* BEGIN *

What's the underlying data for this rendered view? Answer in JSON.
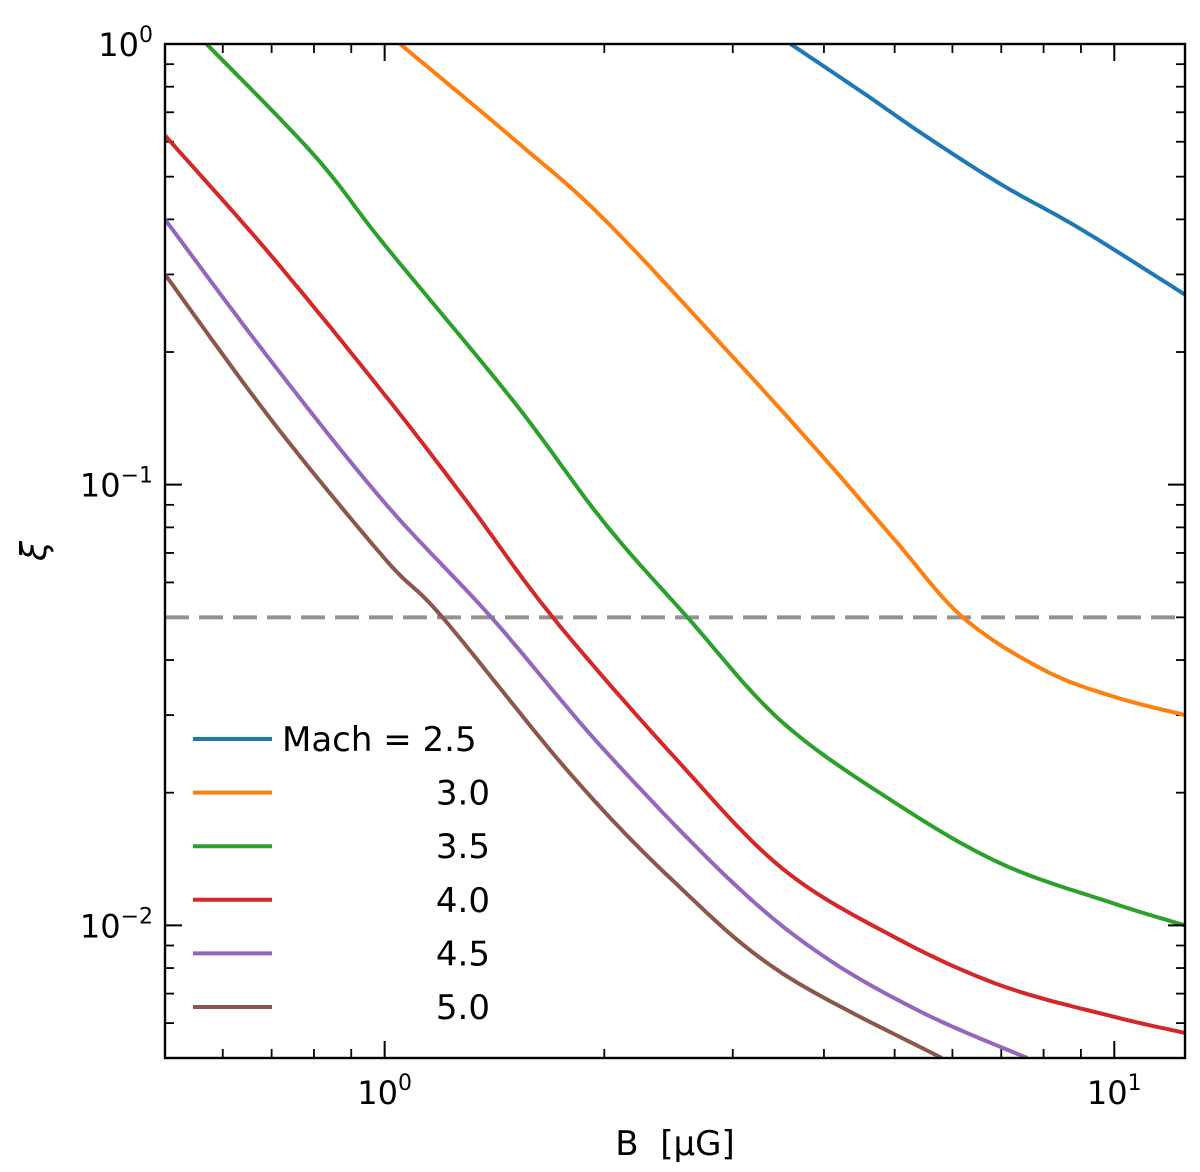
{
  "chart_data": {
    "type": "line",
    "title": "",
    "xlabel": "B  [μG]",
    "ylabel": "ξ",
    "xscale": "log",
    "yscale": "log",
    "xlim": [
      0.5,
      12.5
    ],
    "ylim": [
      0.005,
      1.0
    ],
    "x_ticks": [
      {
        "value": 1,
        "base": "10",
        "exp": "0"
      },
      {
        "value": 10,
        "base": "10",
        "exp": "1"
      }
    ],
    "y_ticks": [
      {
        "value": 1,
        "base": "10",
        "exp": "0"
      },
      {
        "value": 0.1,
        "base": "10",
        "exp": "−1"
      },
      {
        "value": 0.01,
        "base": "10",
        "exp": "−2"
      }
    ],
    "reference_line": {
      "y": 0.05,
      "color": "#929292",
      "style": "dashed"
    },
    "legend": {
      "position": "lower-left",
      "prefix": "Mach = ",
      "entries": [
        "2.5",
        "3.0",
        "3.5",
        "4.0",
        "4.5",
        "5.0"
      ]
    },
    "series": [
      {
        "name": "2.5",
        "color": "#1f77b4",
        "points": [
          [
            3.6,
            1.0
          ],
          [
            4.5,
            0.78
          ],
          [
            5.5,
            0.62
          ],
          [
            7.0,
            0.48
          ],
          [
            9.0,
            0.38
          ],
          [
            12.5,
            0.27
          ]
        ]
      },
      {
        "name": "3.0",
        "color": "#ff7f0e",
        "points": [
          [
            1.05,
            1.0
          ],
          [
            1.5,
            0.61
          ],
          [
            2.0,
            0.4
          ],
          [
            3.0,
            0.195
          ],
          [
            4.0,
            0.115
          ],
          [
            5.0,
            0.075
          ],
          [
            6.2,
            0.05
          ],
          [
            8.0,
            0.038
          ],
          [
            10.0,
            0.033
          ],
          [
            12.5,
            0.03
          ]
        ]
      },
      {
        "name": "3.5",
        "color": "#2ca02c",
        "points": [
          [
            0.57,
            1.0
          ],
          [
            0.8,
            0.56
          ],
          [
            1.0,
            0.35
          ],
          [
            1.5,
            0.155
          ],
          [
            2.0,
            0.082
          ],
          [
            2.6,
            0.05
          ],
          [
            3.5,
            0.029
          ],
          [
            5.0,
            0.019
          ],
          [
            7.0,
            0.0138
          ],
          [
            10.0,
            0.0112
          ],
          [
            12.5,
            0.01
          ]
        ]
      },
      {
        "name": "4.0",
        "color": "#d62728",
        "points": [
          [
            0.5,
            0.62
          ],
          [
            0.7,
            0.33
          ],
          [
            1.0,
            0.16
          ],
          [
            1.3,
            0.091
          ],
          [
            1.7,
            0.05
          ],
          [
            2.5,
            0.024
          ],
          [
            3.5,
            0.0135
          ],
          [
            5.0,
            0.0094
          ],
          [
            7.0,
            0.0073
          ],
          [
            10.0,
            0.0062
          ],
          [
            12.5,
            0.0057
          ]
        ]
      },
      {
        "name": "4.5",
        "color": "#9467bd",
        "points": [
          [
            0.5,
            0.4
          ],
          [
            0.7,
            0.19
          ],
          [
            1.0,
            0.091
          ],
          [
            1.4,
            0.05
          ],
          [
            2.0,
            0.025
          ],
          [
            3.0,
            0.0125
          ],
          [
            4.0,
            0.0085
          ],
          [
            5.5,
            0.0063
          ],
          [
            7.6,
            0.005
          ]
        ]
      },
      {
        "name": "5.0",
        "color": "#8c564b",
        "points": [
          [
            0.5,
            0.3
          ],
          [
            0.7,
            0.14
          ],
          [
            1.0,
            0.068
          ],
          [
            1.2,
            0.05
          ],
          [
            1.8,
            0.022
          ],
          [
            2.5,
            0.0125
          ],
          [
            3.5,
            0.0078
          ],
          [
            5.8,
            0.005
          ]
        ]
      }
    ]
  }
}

* END *
* BEGIN *

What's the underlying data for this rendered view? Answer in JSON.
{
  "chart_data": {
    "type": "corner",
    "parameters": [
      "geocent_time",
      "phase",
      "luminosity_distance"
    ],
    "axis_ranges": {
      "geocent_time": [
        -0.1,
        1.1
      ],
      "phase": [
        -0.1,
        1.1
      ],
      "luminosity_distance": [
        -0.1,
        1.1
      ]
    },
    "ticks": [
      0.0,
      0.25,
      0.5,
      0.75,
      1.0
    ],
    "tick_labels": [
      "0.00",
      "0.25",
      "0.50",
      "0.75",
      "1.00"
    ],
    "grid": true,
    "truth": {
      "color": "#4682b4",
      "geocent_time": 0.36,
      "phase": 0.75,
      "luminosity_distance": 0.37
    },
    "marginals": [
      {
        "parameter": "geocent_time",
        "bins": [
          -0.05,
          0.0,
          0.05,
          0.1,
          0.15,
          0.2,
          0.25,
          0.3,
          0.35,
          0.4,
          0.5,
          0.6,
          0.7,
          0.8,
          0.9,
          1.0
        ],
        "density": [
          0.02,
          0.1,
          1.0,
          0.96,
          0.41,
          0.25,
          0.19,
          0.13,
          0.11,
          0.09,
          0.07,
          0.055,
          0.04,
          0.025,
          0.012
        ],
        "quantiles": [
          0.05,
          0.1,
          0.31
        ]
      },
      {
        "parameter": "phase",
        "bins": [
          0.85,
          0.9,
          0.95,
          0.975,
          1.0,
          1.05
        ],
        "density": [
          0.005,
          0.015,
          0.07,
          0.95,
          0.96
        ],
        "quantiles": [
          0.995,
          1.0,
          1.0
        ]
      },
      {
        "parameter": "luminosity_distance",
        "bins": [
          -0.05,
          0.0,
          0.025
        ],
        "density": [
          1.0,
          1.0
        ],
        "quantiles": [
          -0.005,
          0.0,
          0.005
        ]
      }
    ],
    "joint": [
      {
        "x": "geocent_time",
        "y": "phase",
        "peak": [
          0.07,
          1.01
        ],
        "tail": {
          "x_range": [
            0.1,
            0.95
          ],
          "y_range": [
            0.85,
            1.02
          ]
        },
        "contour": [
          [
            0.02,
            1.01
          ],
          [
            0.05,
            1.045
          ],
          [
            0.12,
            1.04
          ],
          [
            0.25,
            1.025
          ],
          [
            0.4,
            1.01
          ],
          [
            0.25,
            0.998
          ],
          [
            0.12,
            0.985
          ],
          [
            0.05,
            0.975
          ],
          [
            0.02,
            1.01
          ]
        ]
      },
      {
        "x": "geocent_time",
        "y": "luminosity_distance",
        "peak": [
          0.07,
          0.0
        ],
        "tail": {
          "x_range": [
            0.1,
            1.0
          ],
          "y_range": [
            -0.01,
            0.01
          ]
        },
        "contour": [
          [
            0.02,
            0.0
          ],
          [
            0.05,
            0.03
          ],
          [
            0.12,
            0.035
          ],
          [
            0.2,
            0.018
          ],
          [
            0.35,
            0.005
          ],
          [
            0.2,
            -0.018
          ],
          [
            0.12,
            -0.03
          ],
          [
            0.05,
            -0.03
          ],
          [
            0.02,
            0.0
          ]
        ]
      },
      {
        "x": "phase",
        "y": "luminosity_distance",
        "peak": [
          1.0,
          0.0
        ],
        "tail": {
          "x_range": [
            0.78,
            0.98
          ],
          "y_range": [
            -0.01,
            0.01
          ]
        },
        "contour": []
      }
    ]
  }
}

* END *

> **What you are asked to do**: Select the lines that carry the string "color" and copy them.

> **Solution**:
      "color": "#929292",
        "color": "#1f77b4",
        "color": "#ff7f0e",
        "color": "#2ca02c",
        "color": "#d62728",
        "color": "#9467bd",
        "color": "#8c564b",
      "color": "#4682b4",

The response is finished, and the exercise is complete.